# Data shown
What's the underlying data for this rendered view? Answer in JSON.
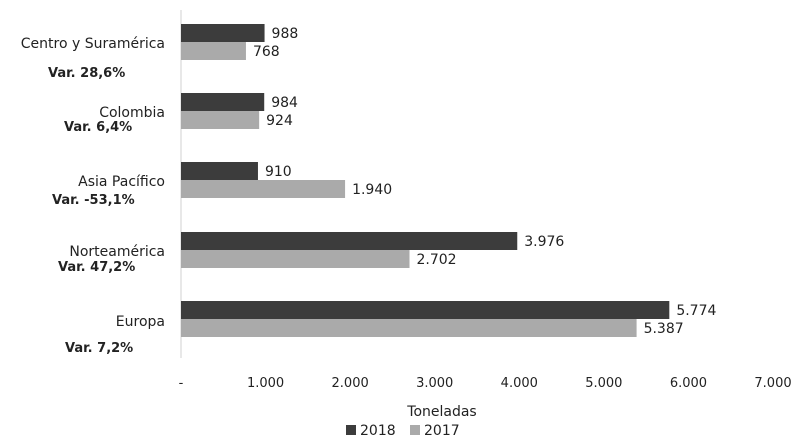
{
  "chart_data": {
    "type": "bar",
    "orientation": "horizontal",
    "categories": [
      "Centro y Suramérica",
      "Colombia",
      "Asia Pacífico",
      "Norteamérica",
      "Europa"
    ],
    "variation_labels": [
      "Var. 28,6%",
      "Var. 6,4%",
      "Var. -53,1%",
      "Var. 47,2%",
      "Var. 7,2%"
    ],
    "series": [
      {
        "name": "2018",
        "values": [
          988,
          984,
          910,
          3976,
          5774
        ],
        "labels": [
          "988",
          "984",
          "910",
          "3.976",
          "5.774"
        ],
        "color": "#3c3c3c"
      },
      {
        "name": "2017",
        "values": [
          768,
          924,
          1940,
          2702,
          5387
        ],
        "labels": [
          "768",
          "924",
          "1.940",
          "2.702",
          "5.387"
        ],
        "color": "#aaaaaa"
      }
    ],
    "xlim": [
      0,
      7000
    ],
    "xticks": [
      0,
      1000,
      2000,
      3000,
      4000,
      5000,
      6000,
      7000
    ],
    "xtick_labels": [
      "-",
      "1.000",
      "2.000",
      "3.000",
      "4.000",
      "5.000",
      "6.000",
      "7.000"
    ],
    "xlabel": "Toneladas",
    "ylabel": "",
    "title": "",
    "legend_position": "bottom",
    "grid": false
  }
}
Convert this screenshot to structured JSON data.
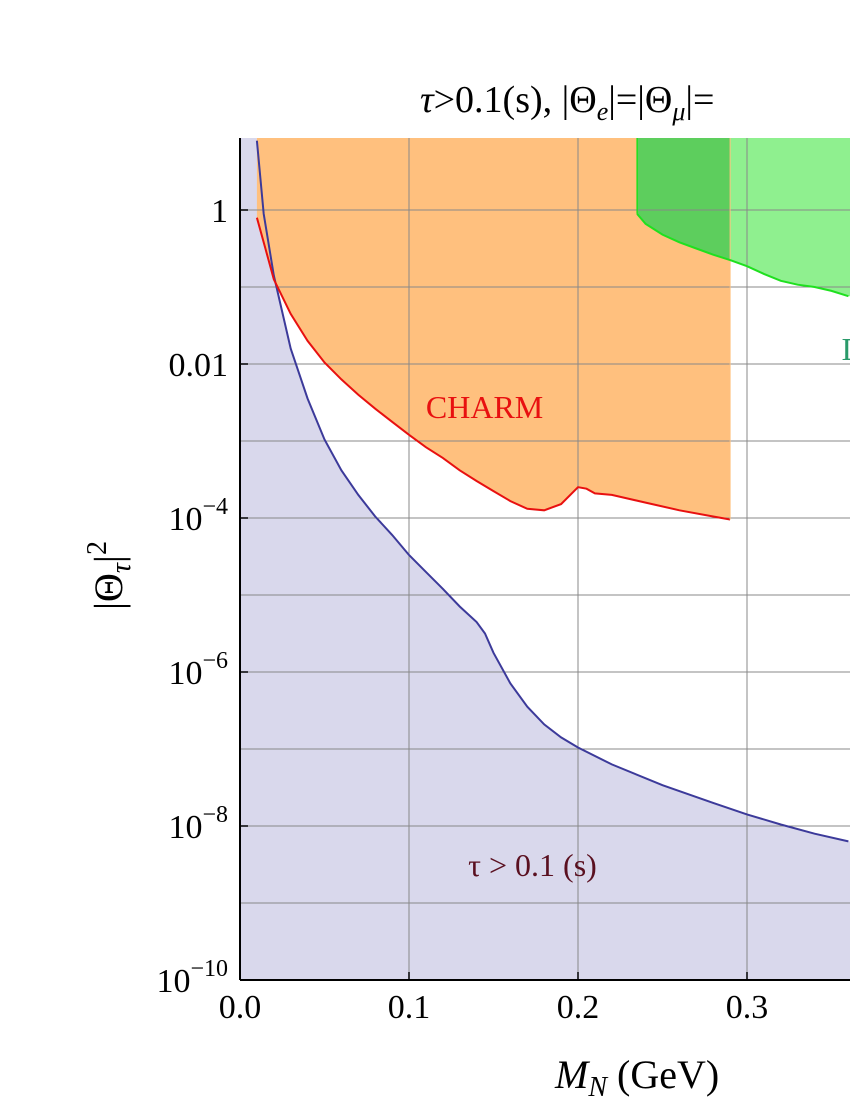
{
  "chart_data": {
    "type": "area",
    "title": "τ>0.1(s),   |Θe|=|Θμ|=",
    "title_parts": {
      "tau": "τ",
      "cond": ">0.1(s),   |Θ",
      "sub_e": "e",
      "mid": "|=|Θ",
      "sub_mu": "μ",
      "end": "|="
    },
    "xlabel": "M_N (GeV)",
    "xlabel_parts": {
      "m": "M",
      "sub": "N",
      "unit": " (GeV)"
    },
    "ylabel": "|Θτ|²",
    "ylabel_parts": {
      "theta": "|Θ",
      "sub": "τ",
      "bar": "|",
      "sup": "2"
    },
    "x_scale": "linear",
    "y_scale": "log",
    "xlim": [
      0.0,
      0.36
    ],
    "ylim_exp": [
      -10,
      0.9
    ],
    "grid": true,
    "x_ticks": [
      {
        "value": 0.0,
        "label": "0.0"
      },
      {
        "value": 0.1,
        "label": "0.1"
      },
      {
        "value": 0.2,
        "label": "0.2"
      },
      {
        "value": 0.3,
        "label": "0.3"
      }
    ],
    "y_ticks": [
      {
        "exp": -10,
        "base": "10",
        "sup": "−10"
      },
      {
        "exp": -8,
        "base": "10",
        "sup": "−8"
      },
      {
        "exp": -6,
        "base": "10",
        "sup": "−6"
      },
      {
        "exp": -4,
        "base": "10",
        "sup": "−4"
      },
      {
        "exp": -2,
        "base": "0.01",
        "sup": ""
      },
      {
        "exp": 0,
        "base": "1",
        "sup": ""
      }
    ],
    "y_minor_grid_exp": [
      -9,
      -7,
      -5,
      -3,
      -1
    ],
    "series": [
      {
        "name": "τ > 0.1 (s)",
        "color": "#3c3a9a",
        "fill": "#d9d8ec",
        "label_color": "#5a1020",
        "points_log": [
          [
            0.01,
            0.9
          ],
          [
            0.014,
            -0.05
          ],
          [
            0.02,
            -0.85
          ],
          [
            0.03,
            -1.8
          ],
          [
            0.04,
            -2.45
          ],
          [
            0.05,
            -2.98
          ],
          [
            0.06,
            -3.38
          ],
          [
            0.07,
            -3.7
          ],
          [
            0.08,
            -3.98
          ],
          [
            0.09,
            -4.22
          ],
          [
            0.1,
            -4.48
          ],
          [
            0.11,
            -4.7
          ],
          [
            0.12,
            -4.92
          ],
          [
            0.13,
            -5.15
          ],
          [
            0.14,
            -5.35
          ],
          [
            0.145,
            -5.5
          ],
          [
            0.15,
            -5.75
          ],
          [
            0.16,
            -6.15
          ],
          [
            0.17,
            -6.45
          ],
          [
            0.18,
            -6.68
          ],
          [
            0.19,
            -6.85
          ],
          [
            0.2,
            -6.98
          ],
          [
            0.22,
            -7.2
          ],
          [
            0.25,
            -7.47
          ],
          [
            0.28,
            -7.7
          ],
          [
            0.3,
            -7.85
          ],
          [
            0.32,
            -7.98
          ],
          [
            0.34,
            -8.1
          ],
          [
            0.36,
            -8.2
          ]
        ]
      },
      {
        "name": "CHARM",
        "color": "#e81010",
        "fill": "#ffc07e",
        "points_log": [
          [
            0.01,
            -0.1
          ],
          [
            0.015,
            -0.5
          ],
          [
            0.02,
            -0.9
          ],
          [
            0.03,
            -1.35
          ],
          [
            0.04,
            -1.7
          ],
          [
            0.05,
            -1.98
          ],
          [
            0.06,
            -2.2
          ],
          [
            0.07,
            -2.4
          ],
          [
            0.08,
            -2.58
          ],
          [
            0.09,
            -2.75
          ],
          [
            0.1,
            -2.92
          ],
          [
            0.11,
            -3.08
          ],
          [
            0.12,
            -3.22
          ],
          [
            0.13,
            -3.38
          ],
          [
            0.14,
            -3.52
          ],
          [
            0.15,
            -3.65
          ],
          [
            0.16,
            -3.78
          ],
          [
            0.17,
            -3.88
          ],
          [
            0.18,
            -3.9
          ],
          [
            0.19,
            -3.82
          ],
          [
            0.2,
            -3.6
          ],
          [
            0.205,
            -3.62
          ],
          [
            0.21,
            -3.68
          ],
          [
            0.22,
            -3.7
          ],
          [
            0.24,
            -3.8
          ],
          [
            0.26,
            -3.9
          ],
          [
            0.28,
            -3.98
          ],
          [
            0.29,
            -4.02
          ]
        ],
        "right_edge_x": 0.29
      },
      {
        "name": "D",
        "color": "#1fe01f",
        "fill": "#8ff08f",
        "label_color": "#2a9a6a",
        "left_edge_x": 0.235,
        "overlap_fill": "#55c855",
        "points_log": [
          [
            0.235,
            -0.05
          ],
          [
            0.24,
            -0.18
          ],
          [
            0.25,
            -0.32
          ],
          [
            0.26,
            -0.42
          ],
          [
            0.27,
            -0.5
          ],
          [
            0.28,
            -0.58
          ],
          [
            0.29,
            -0.65
          ],
          [
            0.3,
            -0.73
          ],
          [
            0.31,
            -0.83
          ],
          [
            0.32,
            -0.92
          ],
          [
            0.33,
            -0.97
          ],
          [
            0.34,
            -1.0
          ],
          [
            0.35,
            -1.05
          ],
          [
            0.36,
            -1.12
          ]
        ]
      }
    ],
    "annotations": [
      {
        "text": "CHARM",
        "series": 1,
        "x": 0.11,
        "y_exp": -2.7
      },
      {
        "text": "τ > 0.1 (s)",
        "series": 0,
        "x": 0.135,
        "y_exp": -8.65
      },
      {
        "text": "D",
        "series": 2,
        "x": 0.356,
        "y_exp": -1.95
      }
    ]
  }
}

# Given problem
Reproduce all the records verbatim, excluding images.

# Complete output
What's the underlying data for this rendered view? Answer in JSON.
{
  "chart_data": {
    "type": "bar",
    "orientation": "horizontal",
    "categories": [
      "Centro y Suramérica",
      "Colombia",
      "Asia Pacífico",
      "Norteamérica",
      "Europa"
    ],
    "variation_labels": [
      "Var. 28,6%",
      "Var. 6,4%",
      "Var. -53,1%",
      "Var. 47,2%",
      "Var. 7,2%"
    ],
    "series": [
      {
        "name": "2018",
        "values": [
          988,
          984,
          910,
          3976,
          5774
        ],
        "labels": [
          "988",
          "984",
          "910",
          "3.976",
          "5.774"
        ],
        "color": "#3c3c3c"
      },
      {
        "name": "2017",
        "values": [
          768,
          924,
          1940,
          2702,
          5387
        ],
        "labels": [
          "768",
          "924",
          "1.940",
          "2.702",
          "5.387"
        ],
        "color": "#aaaaaa"
      }
    ],
    "xlim": [
      0,
      7000
    ],
    "xticks": [
      0,
      1000,
      2000,
      3000,
      4000,
      5000,
      6000,
      7000
    ],
    "xtick_labels": [
      "-",
      "1.000",
      "2.000",
      "3.000",
      "4.000",
      "5.000",
      "6.000",
      "7.000"
    ],
    "xlabel": "Toneladas",
    "ylabel": "",
    "title": "",
    "legend_position": "bottom",
    "grid": false
  }
}
Convert this screenshot to structured JSON data.
{
  "chart_data": {
    "type": "area",
    "title": "τ>0.1(s),   |Θe|=|Θμ|=",
    "title_parts": {
      "tau": "τ",
      "cond": ">0.1(s),   |Θ",
      "sub_e": "e",
      "mid": "|=|Θ",
      "sub_mu": "μ",
      "end": "|="
    },
    "xlabel": "M_N (GeV)",
    "xlabel_parts": {
      "m": "M",
      "sub": "N",
      "unit": " (GeV)"
    },
    "ylabel": "|Θτ|²",
    "ylabel_parts": {
      "theta": "|Θ",
      "sub": "τ",
      "bar": "|",
      "sup": "2"
    },
    "x_scale": "linear",
    "y_scale": "log",
    "xlim": [
      0.0,
      0.36
    ],
    "ylim_exp": [
      -10,
      0.9
    ],
    "grid": true,
    "x_ticks": [
      {
        "value": 0.0,
        "label": "0.0"
      },
      {
        "value": 0.1,
        "label": "0.1"
      },
      {
        "value": 0.2,
        "label": "0.2"
      },
      {
        "value": 0.3,
        "label": "0.3"
      }
    ],
    "y_ticks": [
      {
        "exp": -10,
        "base": "10",
        "sup": "−10"
      },
      {
        "exp": -8,
        "base": "10",
        "sup": "−8"
      },
      {
        "exp": -6,
        "base": "10",
        "sup": "−6"
      },
      {
        "exp": -4,
        "base": "10",
        "sup": "−4"
      },
      {
        "exp": -2,
        "base": "0.01",
        "sup": ""
      },
      {
        "exp": 0,
        "base": "1",
        "sup": ""
      }
    ],
    "y_minor_grid_exp": [
      -9,
      -7,
      -5,
      -3,
      -1
    ],
    "series": [
      {
        "name": "τ > 0.1 (s)",
        "color": "#3c3a9a",
        "fill": "#d9d8ec",
        "label_color": "#5a1020",
        "points_log": [
          [
            0.01,
            0.9
          ],
          [
            0.014,
            -0.05
          ],
          [
            0.02,
            -0.85
          ],
          [
            0.03,
            -1.8
          ],
          [
            0.04,
            -2.45
          ],
          [
            0.05,
            -2.98
          ],
          [
            0.06,
            -3.38
          ],
          [
            0.07,
            -3.7
          ],
          [
            0.08,
            -3.98
          ],
          [
            0.09,
            -4.22
          ],
          [
            0.1,
            -4.48
          ],
          [
            0.11,
            -4.7
          ],
          [
            0.12,
            -4.92
          ],
          [
            0.13,
            -5.15
          ],
          [
            0.14,
            -5.35
          ],
          [
            0.145,
            -5.5
          ],
          [
            0.15,
            -5.75
          ],
          [
            0.16,
            -6.15
          ],
          [
            0.17,
            -6.45
          ],
          [
            0.18,
            -6.68
          ],
          [
            0.19,
            -6.85
          ],
          [
            0.2,
            -6.98
          ],
          [
            0.22,
            -7.2
          ],
          [
            0.25,
            -7.47
          ],
          [
            0.28,
            -7.7
          ],
          [
            0.3,
            -7.85
          ],
          [
            0.32,
            -7.98
          ],
          [
            0.34,
            -8.1
          ],
          [
            0.36,
            -8.2
          ]
        ]
      },
      {
        "name": "CHARM",
        "color": "#e81010",
        "fill": "#ffc07e",
        "points_log": [
          [
            0.01,
            -0.1
          ],
          [
            0.015,
            -0.5
          ],
          [
            0.02,
            -0.9
          ],
          [
            0.03,
            -1.35
          ],
          [
            0.04,
            -1.7
          ],
          [
            0.05,
            -1.98
          ],
          [
            0.06,
            -2.2
          ],
          [
            0.07,
            -2.4
          ],
          [
            0.08,
            -2.58
          ],
          [
            0.09,
            -2.75
          ],
          [
            0.1,
            -2.92
          ],
          [
            0.11,
            -3.08
          ],
          [
            0.12,
            -3.22
          ],
          [
            0.13,
            -3.38
          ],
          [
            0.14,
            -3.52
          ],
          [
            0.15,
            -3.65
          ],
          [
            0.16,
            -3.78
          ],
          [
            0.17,
            -3.88
          ],
          [
            0.18,
            -3.9
          ],
          [
            0.19,
            -3.82
          ],
          [
            0.2,
            -3.6
          ],
          [
            0.205,
            -3.62
          ],
          [
            0.21,
            -3.68
          ],
          [
            0.22,
            -3.7
          ],
          [
            0.24,
            -3.8
          ],
          [
            0.26,
            -3.9
          ],
          [
            0.28,
            -3.98
          ],
          [
            0.29,
            -4.02
          ]
        ],
        "right_edge_x": 0.29
      },
      {
        "name": "D",
        "color": "#1fe01f",
        "fill": "#8ff08f",
        "label_color": "#2a9a6a",
        "left_edge_x": 0.235,
        "overlap_fill": "#55c855",
        "points_log": [
          [
            0.235,
            -0.05
          ],
          [
            0.24,
            -0.18
          ],
          [
            0.25,
            -0.32
          ],
          [
            0.26,
            -0.42
          ],
          [
            0.27,
            -0.5
          ],
          [
            0.28,
            -0.58
          ],
          [
            0.29,
            -0.65
          ],
          [
            0.3,
            -0.73
          ],
          [
            0.31,
            -0.83
          ],
          [
            0.32,
            -0.92
          ],
          [
            0.33,
            -0.97
          ],
          [
            0.34,
            -1.0
          ],
          [
            0.35,
            -1.05
          ],
          [
            0.36,
            -1.12
          ]
        ]
      }
    ],
    "annotations": [
      {
        "text": "CHARM",
        "series": 1,
        "x": 0.11,
        "y_exp": -2.7
      },
      {
        "text": "τ > 0.1 (s)",
        "series": 0,
        "x": 0.135,
        "y_exp": -8.65
      },
      {
        "text": "D",
        "series": 2,
        "x": 0.356,
        "y_exp": -1.95
      }
    ]
  }
}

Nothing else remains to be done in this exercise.